Aim: Return the material below in full and exactly.
━━━ Material shown ━━━
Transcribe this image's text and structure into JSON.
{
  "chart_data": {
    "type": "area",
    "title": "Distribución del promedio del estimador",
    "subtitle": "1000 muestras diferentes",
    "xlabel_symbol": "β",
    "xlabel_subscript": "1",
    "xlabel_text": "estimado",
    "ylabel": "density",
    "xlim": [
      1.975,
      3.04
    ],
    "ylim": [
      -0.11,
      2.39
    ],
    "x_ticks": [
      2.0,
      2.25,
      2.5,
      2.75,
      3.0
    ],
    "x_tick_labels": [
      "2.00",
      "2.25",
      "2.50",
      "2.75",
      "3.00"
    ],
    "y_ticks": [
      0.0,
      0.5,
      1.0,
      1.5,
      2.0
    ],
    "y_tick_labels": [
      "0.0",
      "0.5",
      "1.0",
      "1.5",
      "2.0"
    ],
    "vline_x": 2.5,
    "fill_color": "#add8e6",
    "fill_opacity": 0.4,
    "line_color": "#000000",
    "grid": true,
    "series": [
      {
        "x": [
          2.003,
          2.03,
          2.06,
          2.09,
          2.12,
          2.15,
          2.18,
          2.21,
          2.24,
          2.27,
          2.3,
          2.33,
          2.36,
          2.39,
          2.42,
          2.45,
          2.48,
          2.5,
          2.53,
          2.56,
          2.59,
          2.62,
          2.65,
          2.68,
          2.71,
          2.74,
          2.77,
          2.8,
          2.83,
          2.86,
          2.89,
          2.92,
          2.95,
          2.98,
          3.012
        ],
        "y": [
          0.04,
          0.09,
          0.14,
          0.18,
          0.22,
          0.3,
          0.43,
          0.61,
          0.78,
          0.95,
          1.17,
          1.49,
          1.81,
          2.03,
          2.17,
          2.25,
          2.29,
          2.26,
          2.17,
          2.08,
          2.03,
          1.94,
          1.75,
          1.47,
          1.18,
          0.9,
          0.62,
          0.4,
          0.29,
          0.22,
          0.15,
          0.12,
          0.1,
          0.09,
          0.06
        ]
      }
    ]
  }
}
━━━
Full output:
Transcribe this image's text and structure into JSON.
{
  "chart_data": {
    "type": "area",
    "title": "Distribución del promedio del estimador",
    "subtitle": "1000 muestras diferentes",
    "xlabel_symbol": "β",
    "xlabel_subscript": "1",
    "xlabel_text": "estimado",
    "ylabel": "density",
    "xlim": [
      1.975,
      3.04
    ],
    "ylim": [
      -0.11,
      2.39
    ],
    "x_ticks": [
      2.0,
      2.25,
      2.5,
      2.75,
      3.0
    ],
    "x_tick_labels": [
      "2.00",
      "2.25",
      "2.50",
      "2.75",
      "3.00"
    ],
    "y_ticks": [
      0.0,
      0.5,
      1.0,
      1.5,
      2.0
    ],
    "y_tick_labels": [
      "0.0",
      "0.5",
      "1.0",
      "1.5",
      "2.0"
    ],
    "vline_x": 2.5,
    "fill_color": "#add8e6",
    "fill_opacity": 0.4,
    "line_color": "#000000",
    "grid": true,
    "series": [
      {
        "x": [
          2.003,
          2.03,
          2.06,
          2.09,
          2.12,
          2.15,
          2.18,
          2.21,
          2.24,
          2.27,
          2.3,
          2.33,
          2.36,
          2.39,
          2.42,
          2.45,
          2.48,
          2.5,
          2.53,
          2.56,
          2.59,
          2.62,
          2.65,
          2.68,
          2.71,
          2.74,
          2.77,
          2.8,
          2.83,
          2.86,
          2.89,
          2.92,
          2.95,
          2.98,
          3.012
        ],
        "y": [
          0.04,
          0.09,
          0.14,
          0.18,
          0.22,
          0.3,
          0.43,
          0.61,
          0.78,
          0.95,
          1.17,
          1.49,
          1.81,
          2.03,
          2.17,
          2.25,
          2.29,
          2.26,
          2.17,
          2.08,
          2.03,
          1.94,
          1.75,
          1.47,
          1.18,
          0.9,
          0.62,
          0.4,
          0.29,
          0.22,
          0.15,
          0.12,
          0.1,
          0.09,
          0.06
        ]
      }
    ]
  }
}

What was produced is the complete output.